── Material shown
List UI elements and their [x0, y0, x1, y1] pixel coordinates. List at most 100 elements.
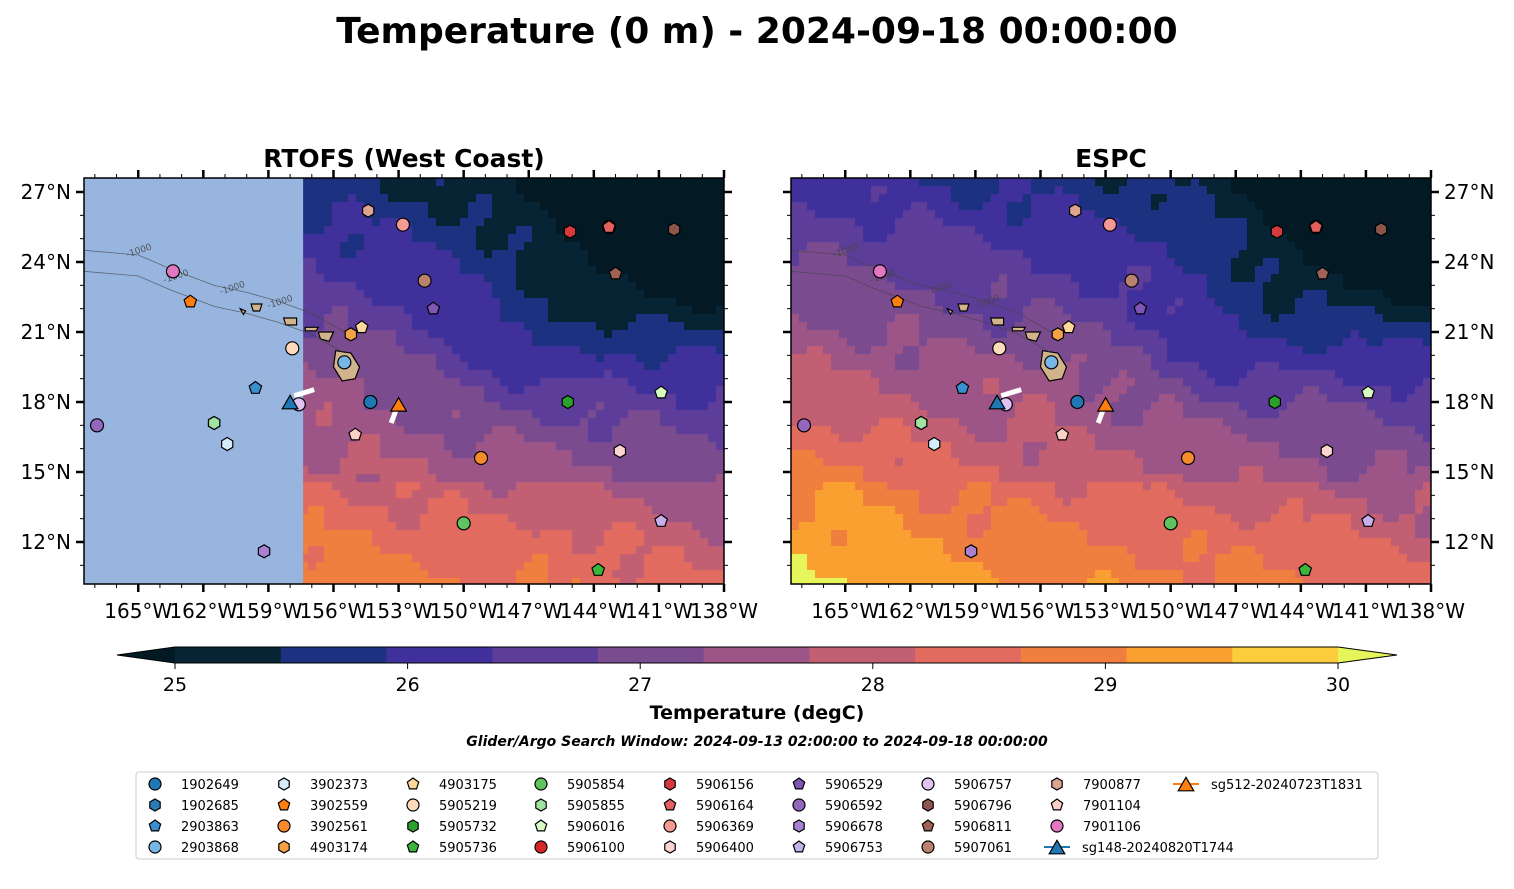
legend-label: 5906156 — [696, 778, 754, 793]
platform-markers-espc — [796, 203, 1388, 576]
legend-marker-3902559 — [277, 798, 291, 811]
legend-label: 7901106 — [1083, 820, 1141, 835]
legend-marker-2903863 — [148, 819, 162, 832]
platform-marker-7900877 — [1068, 203, 1082, 218]
platform-marker-sg512-20240723T1831 — [1096, 396, 1115, 412]
legend-label: 5906164 — [696, 799, 754, 814]
legend-label: 5906678 — [825, 820, 883, 835]
panel-title-espc: ESPC — [1075, 144, 1147, 173]
platform-marker-4903174 — [1051, 327, 1065, 342]
colorbar-tick-label: 30 — [1326, 674, 1350, 696]
legend-label: 5906811 — [954, 820, 1012, 835]
platform-marker-7901106 — [165, 264, 181, 279]
legend-label: 5905854 — [567, 778, 625, 793]
legend-marker-7900877 — [1051, 777, 1063, 791]
model-domain-mask — [84, 178, 304, 584]
colorbar-segment — [1126, 647, 1233, 663]
platform-marker-7901106 — [872, 264, 888, 279]
map-frame-espc — [790, 177, 1432, 585]
y-tick-label: 18°N — [21, 390, 71, 414]
platform-marker-5906592 — [89, 418, 105, 433]
legend-label: 7900877 — [1083, 778, 1141, 793]
platform-marker-7901104 — [348, 427, 363, 441]
platform-marker-5906016 — [654, 385, 669, 399]
colorbar-segment — [703, 647, 810, 663]
legend-label: 5906016 — [567, 820, 625, 835]
platform-marker-7900877 — [362, 203, 375, 218]
platform-marker-3902561 — [473, 450, 489, 466]
colorbar-tick-label: 26 — [396, 674, 420, 696]
platform-marker-5905732 — [1268, 394, 1282, 410]
legend-label: 5906757 — [954, 778, 1012, 793]
legend-marker-1902685 — [149, 798, 161, 812]
x-tick-label: 153°W — [1072, 599, 1140, 623]
legend-marker-5905219 — [406, 798, 420, 812]
platform-marker-3902373 — [927, 436, 941, 452]
platform-marker-5905854 — [1163, 516, 1178, 531]
y-tick-label: 18°N — [1444, 390, 1494, 414]
colorbar-tick-label: 25 — [163, 674, 187, 696]
legend-marker-5906529 — [792, 777, 806, 790]
x-tick-label: 162°W — [876, 599, 944, 623]
legend-label: 3902559 — [310, 799, 368, 814]
platform-marker-5906811 — [608, 266, 623, 280]
legend-label: sg512-20240723T1831 — [1211, 778, 1363, 793]
colorbar-segment — [280, 647, 387, 663]
x-tick-label: 150°W — [430, 599, 498, 623]
legend-marker-5906016 — [534, 819, 548, 832]
platform-marker-2903863 — [248, 380, 263, 394]
x-tick-label: 141°W — [1332, 599, 1400, 623]
map-panel-rtofs: RTOFS (West Coast) -1000-1000-1000-1000 … — [21, 144, 759, 623]
colorbar-extend-high — [1338, 647, 1397, 663]
x-tick-label: 156°W — [300, 599, 368, 623]
legend-label: 4903174 — [310, 841, 368, 856]
platform-marker-5906164 — [602, 219, 616, 233]
legend-marker-5905736 — [406, 840, 420, 853]
platform-marker-7901104 — [1055, 427, 1070, 441]
platform-marker-5906529 — [1133, 301, 1148, 315]
legend-label: 5906529 — [825, 778, 883, 793]
platform-marker-5907061 — [417, 273, 432, 288]
legend-marker-sg148-20240820T1744 — [1048, 839, 1066, 855]
x-tick-label: 165°W — [104, 599, 172, 623]
y-tick-label: 21°N — [21, 320, 71, 344]
platform-marker-1902649 — [363, 394, 378, 410]
legend-label: 4903175 — [439, 778, 497, 793]
platform-marker-5906016 — [1361, 385, 1376, 399]
platform-marker-5906164 — [1309, 219, 1323, 233]
platform-marker-4903174 — [344, 327, 358, 342]
temperature-field-espc — [791, 178, 1431, 584]
y-tick-label: 24°N — [1444, 250, 1494, 274]
legend-marker-5906369 — [663, 819, 677, 833]
colorbar-segment — [175, 647, 282, 663]
platform-marker-5906678 — [257, 544, 271, 559]
legend-label: 5906796 — [954, 799, 1012, 814]
legend: 1902649 1902685 2903863 2903868 3902373 39025… — [135, 771, 1379, 860]
x-tick-label: 138°W — [690, 599, 758, 623]
platform-marker-5906592 — [796, 418, 812, 433]
legend-label: 5906592 — [825, 799, 883, 814]
platform-marker-5906796 — [1374, 222, 1388, 237]
platform-marker-5905732 — [561, 394, 575, 410]
legend-marker-5906796 — [922, 798, 934, 812]
colorbar-segment — [492, 647, 599, 663]
colorbar-segment — [1020, 647, 1128, 663]
legend-marker-5906156 — [664, 777, 676, 791]
legend-label: 5905736 — [439, 841, 497, 856]
legend-marker-7901106 — [1050, 819, 1064, 833]
legend-label: 5905732 — [439, 820, 497, 835]
y-tick-label: 27°N — [21, 180, 71, 204]
y-tick-label: 27°N — [1444, 180, 1494, 204]
platform-marker-5905219 — [285, 341, 300, 356]
legend-marker-5906753 — [792, 840, 806, 853]
legend-marker-5905854 — [534, 777, 548, 791]
platform-marker-5906369 — [1102, 217, 1118, 232]
platform-marker-3902559 — [890, 294, 905, 308]
y-tick-label: 15°N — [1444, 460, 1494, 484]
legend-marker-5906592 — [792, 798, 806, 812]
legend-marker-4903175 — [406, 777, 420, 790]
colorbar-segment — [915, 647, 1022, 663]
map-frame-rtofs — [83, 177, 725, 585]
legend-marker-1902649 — [148, 777, 162, 791]
colorbar-segment — [1232, 647, 1339, 663]
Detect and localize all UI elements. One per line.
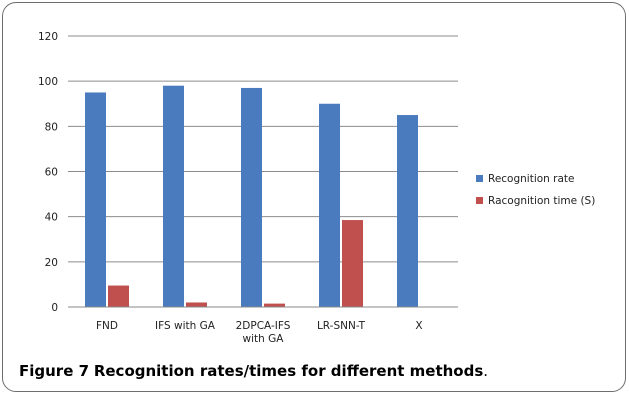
────
• Exercise directions: Convert the listing above into a JSON list of strings with one string per line, skipping blank lines. Include every line of the listing except the pictures.

• Solution to the problem:
[
  "List UI elements and their [x0, y0, x1, y1] pixel coordinates. List at most 100 elements.",
  "legend-label: 5906156 — [696, 778, 754, 793]",
  "platform-markers-espc — [796, 203, 1388, 576]",
  "legend-marker-3902559 — [277, 798, 291, 811]",
  "legend-label: 7901106 — [1083, 820, 1141, 835]",
  "legend-marker-2903863 — [148, 819, 162, 832]",
  "platform-marker-7900877 — [1068, 203, 1082, 218]",
  "platform-marker-sg512-20240723T1831 — [1096, 396, 1115, 412]",
  "legend-label: 5906164 — [696, 799, 754, 814]",
  "legend-label: 5906678 — [825, 820, 883, 835]",
  "panel-title-espc: ESPC — [1075, 144, 1147, 173]",
  "platform-marker-4903174 — [1051, 327, 1065, 342]",
  "colorbar-tick-label: 30 — [1326, 674, 1350, 696]",
  "legend-label: 5906811 — [954, 820, 1012, 835]",
  "platform-marker-7901106 — [165, 264, 181, 279]",
  "legend-label: 5905854 — [567, 778, 625, 793]",
  "legend-marker-7900877 — [1051, 777, 1063, 791]",
  "model-domain-mask — [84, 178, 304, 584]",
  "colorbar-segment — [1126, 647, 1233, 663]",
  "platform-marker-7901106 — [872, 264, 888, 279]",
  "map-frame-espc — [790, 177, 1432, 585]",
  "y-tick-label: 18°N — [21, 390, 71, 414]",
  "platform-marker-5906592 — [89, 418, 105, 433]",
  "legend-label: 7900877 — [1083, 778, 1141, 793]",
  "platform-marker-7901104 — [348, 427, 363, 441]",
  "platform-marker-5906016 — [654, 385, 669, 399]",
  "colorbar-segment — [703, 647, 810, 663]",
  "legend-label: 5906016 — [567, 820, 625, 835]",
  "platform-marker-7900877 — [362, 203, 375, 218]",
  "platform-marker-3902561 — [473, 450, 489, 466]",
  "colorbar-tick-label: 26 — [396, 674, 420, 696]",
  "platform-marker-5905732 — [1268, 394, 1282, 410]",
  "legend-label: 5906757 — [954, 778, 1012, 793]",
  "legend-marker-1902685 — [149, 798, 161, 812]",
  "x-tick-label: 153°W — [1072, 599, 1140, 623]",
  "legend-marker-5905219 — [406, 798, 420, 812]",
  "platform-marker-3902373 — [927, 436, 941, 452]",
  "platform-marker-5905854 — [1163, 516, 1178, 531]",
  "y-tick-label: 18°N — [1444, 390, 1494, 414]",
  "colorbar-tick-label: 25 — [163, 674, 187, 696]",
  "legend-marker-5906529 — [792, 777, 806, 790]",
  "x-tick-label: 162°W — [876, 599, 944, 623]",
  "legend-label: 3902559 — [310, 799, 368, 814]",
  "platform-marker-5906811 — [608, 266, 623, 280]",
  "legend-label: sg512-20240723T1831 — [1211, 778, 1363, 793]",
  "colorbar-segment — [280, 647, 387, 663]",
  "x-tick-label: 150°W — [430, 599, 498, 623]",
  "legend-marker-5906016 — [534, 819, 548, 832]",
  "platform-marker-2903863 — [248, 380, 263, 394]",
  "x-tick-label: 141°W — [1332, 599, 1400, 623]",
  "map-panel-rtofs: RTOFS (West Coast) -1000-1000-1000-1000 … — [21, 144, 759, 623]",
  "colorbar-extend-high — [1338, 647, 1397, 663]",
  "x-tick-label: 156°W — [300, 599, 368, 623]",
  "legend-label: 4903174 — [310, 841, 368, 856]",
  "platform-marker-5906164 — [602, 219, 616, 233]",
  "legend-marker-5905736 — [406, 840, 420, 853]",
  "platform-marker-7901104 — [1055, 427, 1070, 441]",
  "platform-marker-5906529 — [1133, 301, 1148, 315]",
  "legend-label: 5906529 — [825, 778, 883, 793]",
  "platform-marker-5907061 — [417, 273, 432, 288]",
  "legend-marker-sg148-20240820T1744 — [1048, 839, 1066, 855]",
  "x-tick-label: 165°W — [104, 599, 172, 623]",
  "y-tick-label: 21°N — [21, 320, 71, 344]",
  "platform-marker-1902649 — [363, 394, 378, 410]",
  "legend-label: 4903175 — [439, 778, 497, 793]",
  "platform-marker-5906016 — [1361, 385, 1376, 399]",
  "platform-marker-5906164 — [1309, 219, 1323, 233]",
  "platform-marker-4903174 — [344, 327, 358, 342]",
  "temperature-field-espc — [791, 178, 1431, 584]",
  "y-tick-label: 24°N — [1444, 250, 1494, 274]",
  "legend-marker-5906369 — [663, 819, 677, 833]",
  "colorbar-segment — [175, 647, 282, 663]",
  "platform-marker-5906678 — [257, 544, 271, 559]",
  "legend-label: 5906796 — [954, 799, 1012, 814]",
  "legend: 1902649 1902685 2903863 2903868 3902373 39025… — [135, 771, 1379, 860]",
  "x-tick-label: 138°W — [690, 599, 758, 623]",
  "platform-marker-5906592 — [796, 418, 812, 433]",
  "legend-label: 5906592 — [825, 799, 883, 814]",
  "platform-marker-5906796 — [1374, 222, 1388, 237]",
  "platform-marker-5905732 — [561, 394, 575, 410]",
  "legend-marker-5906796 — [922, 798, 934, 812]",
  "colorbar-segment — [492, 647, 599, 663]",
  "colorbar-segment — [1020, 647, 1128, 663]",
  "legend-marker-5906156 — [664, 777, 676, 791]",
  "legend-label: 5905736 — [439, 841, 497, 856]",
  "legend-marker-7901106 — [1050, 819, 1064, 833]",
  "legend-label: 5905732 — [439, 820, 497, 835]",
  "y-tick-label: 27°N — [21, 180, 71, 204]",
  "y-tick-label: 27°N — [1444, 180, 1494, 204]",
  "platform-marker-5905219 — [285, 341, 300, 356]",
  "legend-marker-5906753 — [792, 840, 806, 853]",
  "legend-marker-5905854 — [534, 777, 548, 791]",
  "platform-marker-5906369 — [1102, 217, 1118, 232]",
  "platform-marker-3902559 — [890, 294, 905, 308]",
  "y-tick-label: 15°N — [1444, 460, 1494, 484]",
  "legend-marker-5906592 — [792, 798, 806, 812]",
  "legend-marker-4903175 — [406, 777, 420, 790]",
  "colorbar-segment — [915, 647, 1022, 663]",
  "map-frame-rtofs — [83, 177, 725, 585]",
  "legend-marker-1902649 — [148, 777, 162, 791]",
  "colorbar-segment — [1232, 647, 1339, 663]",
  "Detect and localize all UI elements. One per line."
]